**Stated task**
Below are the records; pull every line that includes "Agenda".

──────── Supplied data ────────

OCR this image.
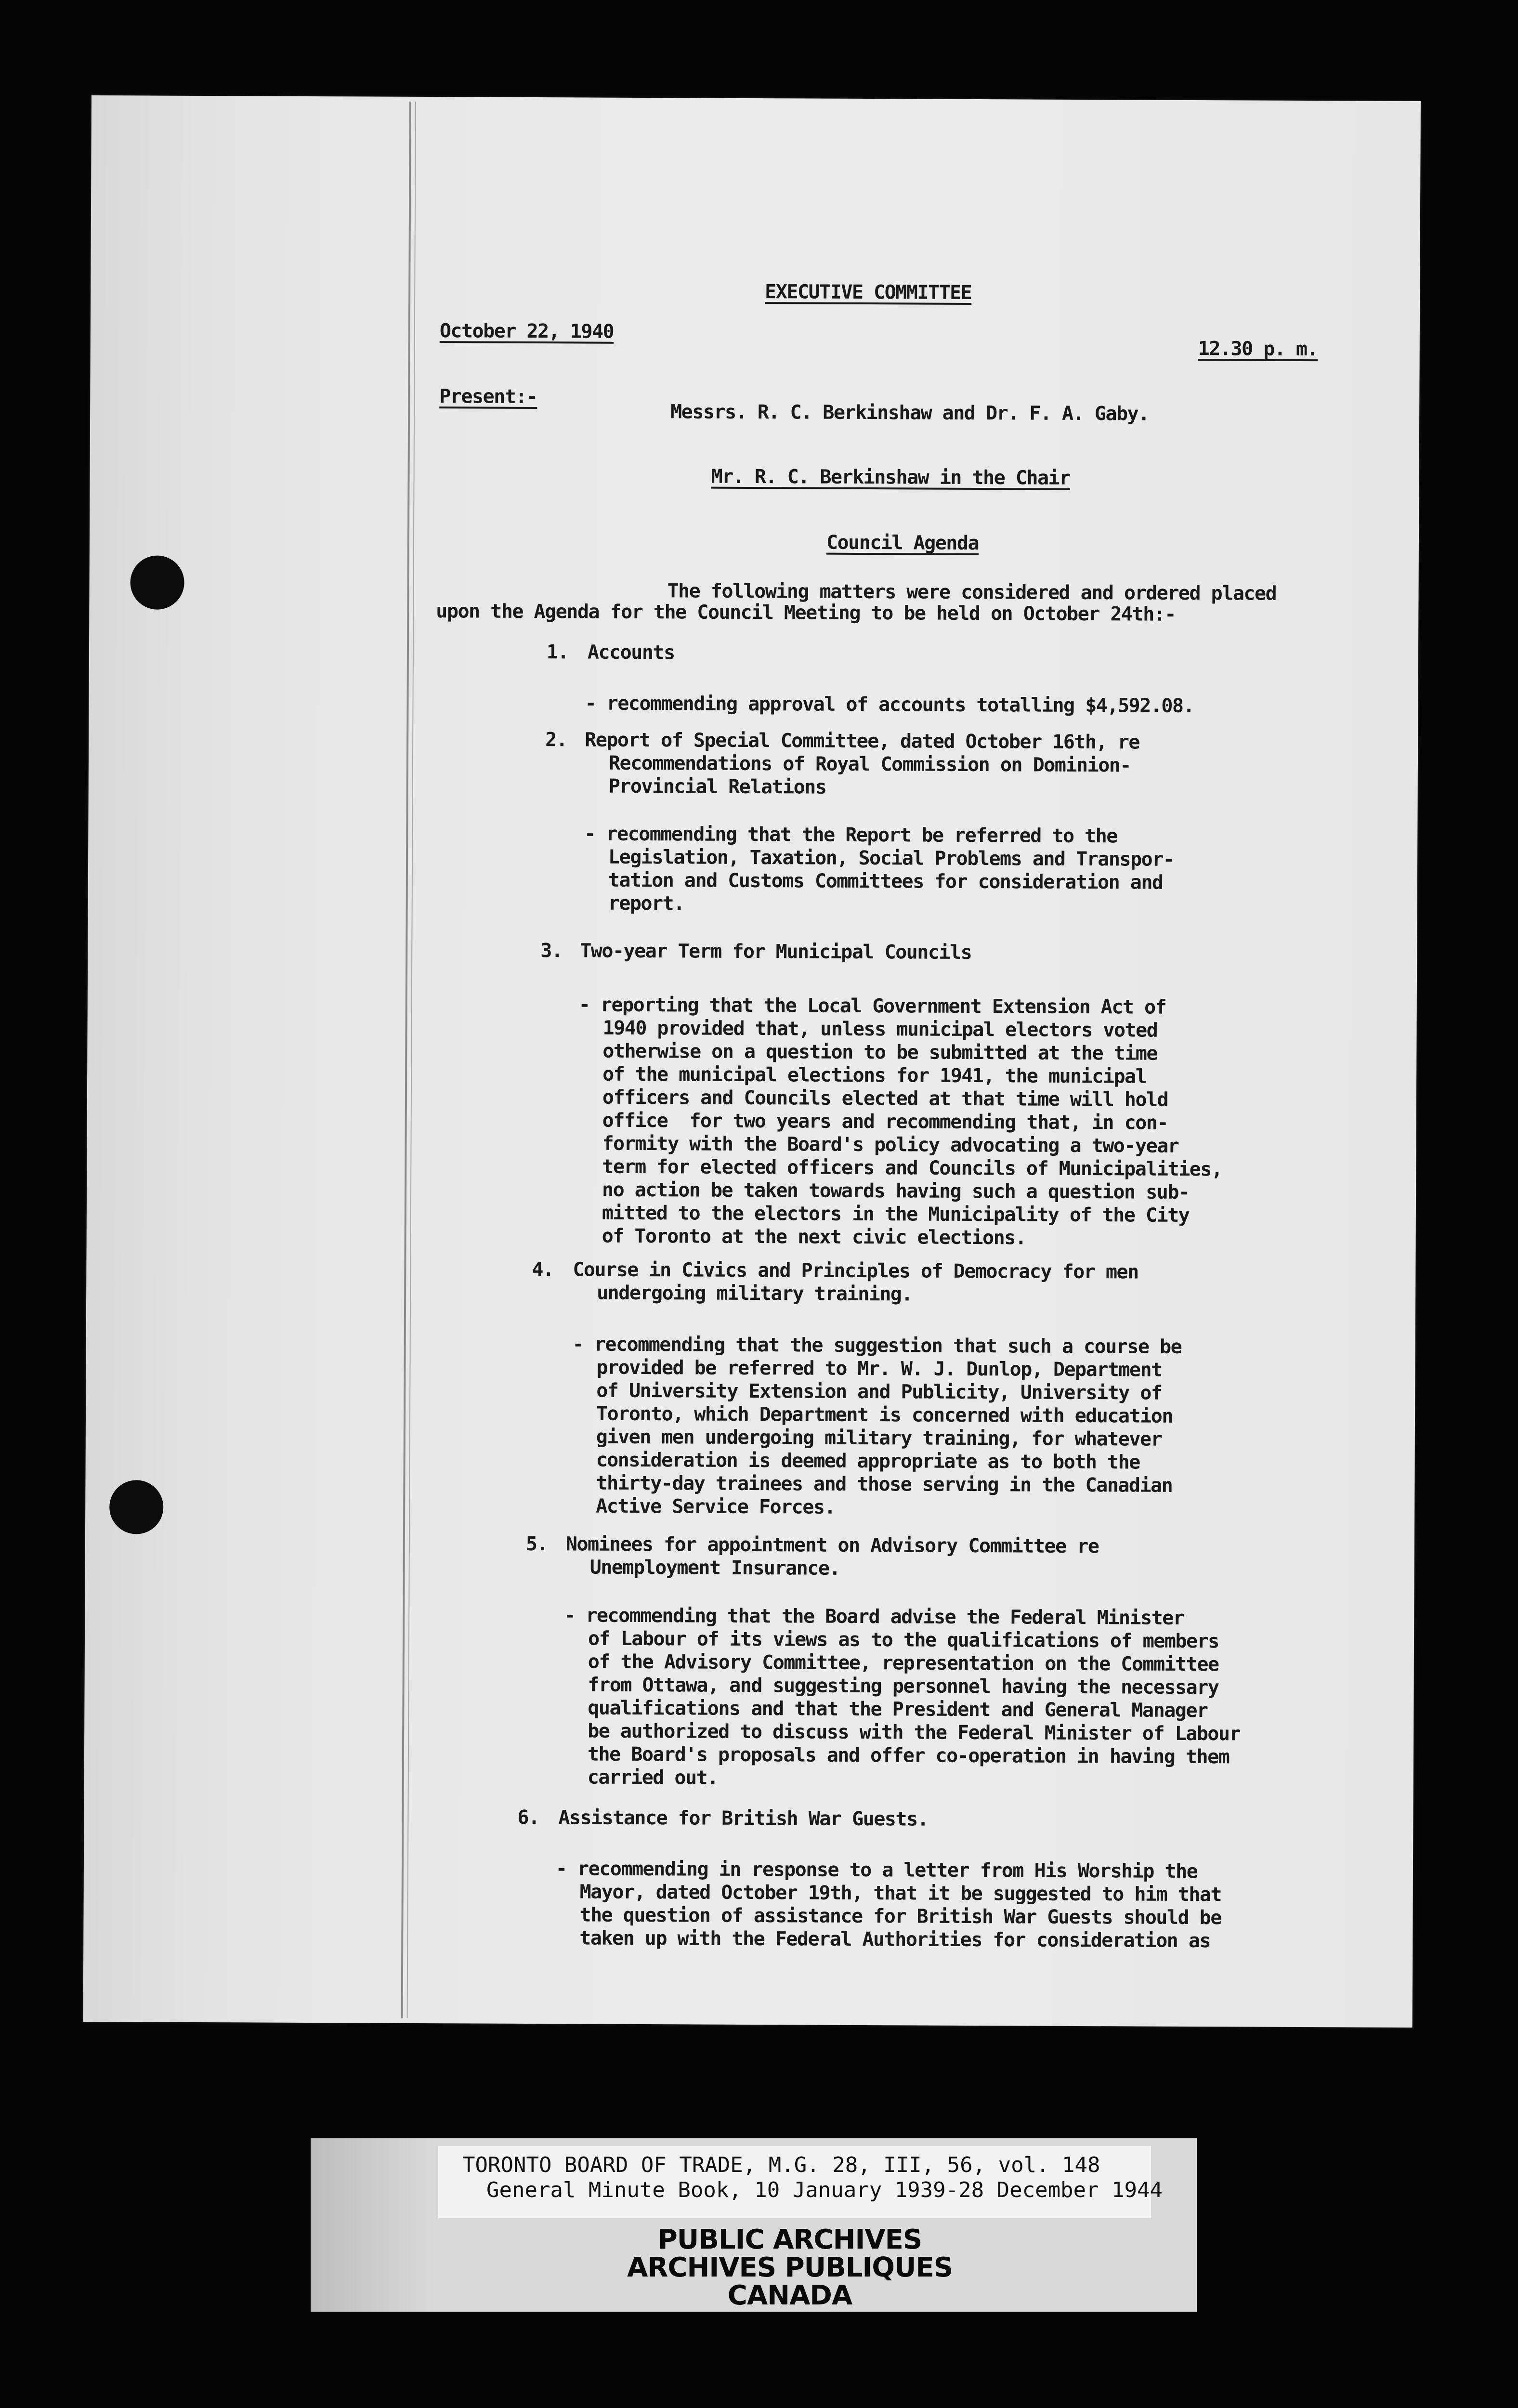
EXECUTIVE COMMITTEE
October 22, 1940
12.30 p. m.
Present:-
Messrs. R. C. Berkinshaw and Dr. F. A. Gaby.
Mr. R. C. Berkinshaw in the Chair
Council Agenda
The following matters were considered and ordered placed
upon the Agenda for the Council Meeting to be held on October 24th:-
1. Accounts
- recommending approval of accounts totalling $4,592.08.
2. Report of Special Committee, dated October 16th, re
Recommendations of Royal Commission on Dominion-
Provincial Relations
- recommending that the Report be referred to the
Legislation, Taxation, Social Problems and Transpor-
tation and Customs Committees for consideration and
report.
3. Two-year Term for Municipal Councils
- reporting that the Local Government Extension Act of
1940 provided that, unless municipal electors voted
otherwise on a question to be submitted at the time
of the municipal elections for 1941, the municipal
officers and Councils elected at that time will hold
office  for two years and recommending that, in con-
formity with the Board's policy advocating a two-year
term for elected officers and Councils of Municipalities,
no action be taken towards having such a question sub-
mitted to the electors in the Municipality of the City
of Toronto at the next civic elections.
4. Course in Civics and Principles of Democracy for men
undergoing military training.
- recommending that the suggestion that such a course be
provided be referred to Mr. W. J. Dunlop, Department
of University Extension and Publicity, University of
Toronto, which Department is concerned with education
given men undergoing military training, for whatever
consideration is deemed appropriate as to both the
thirty-day trainees and those serving in the Canadian
Active Service Forces.
5. Nominees for appointment on Advisory Committee re
Unemployment Insurance.
- recommending that the Board advise the Federal Minister
of Labour of its views as to the qualifications of members
of the Advisory Committee, representation on the Committee
from Ottawa, and suggesting personnel having the necessary
qualifications and that the President and General Manager
be authorized to discuss with the Federal Minister of Labour
the Board's proposals and offer co-operation in having them
carried out.
6. Assistance for British War Guests.
- recommending in response to a letter from His Worship the
Mayor, dated October 19th, that it be suggested to him that
the question of assistance for British War Guests should be
taken up with the Federal Authorities for consideration as
TORONTO BOARD OF TRADE, M.G. 28, III, 56, vol. 148
General Minute Book, 10 January 1939-28 December 1944
PUBLIC ARCHIVES
ARCHIVES PUBLIQUES
CANADA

────────

**Response**
Council Agenda
upon the Agenda for the Council Meeting to be held on October 24th:-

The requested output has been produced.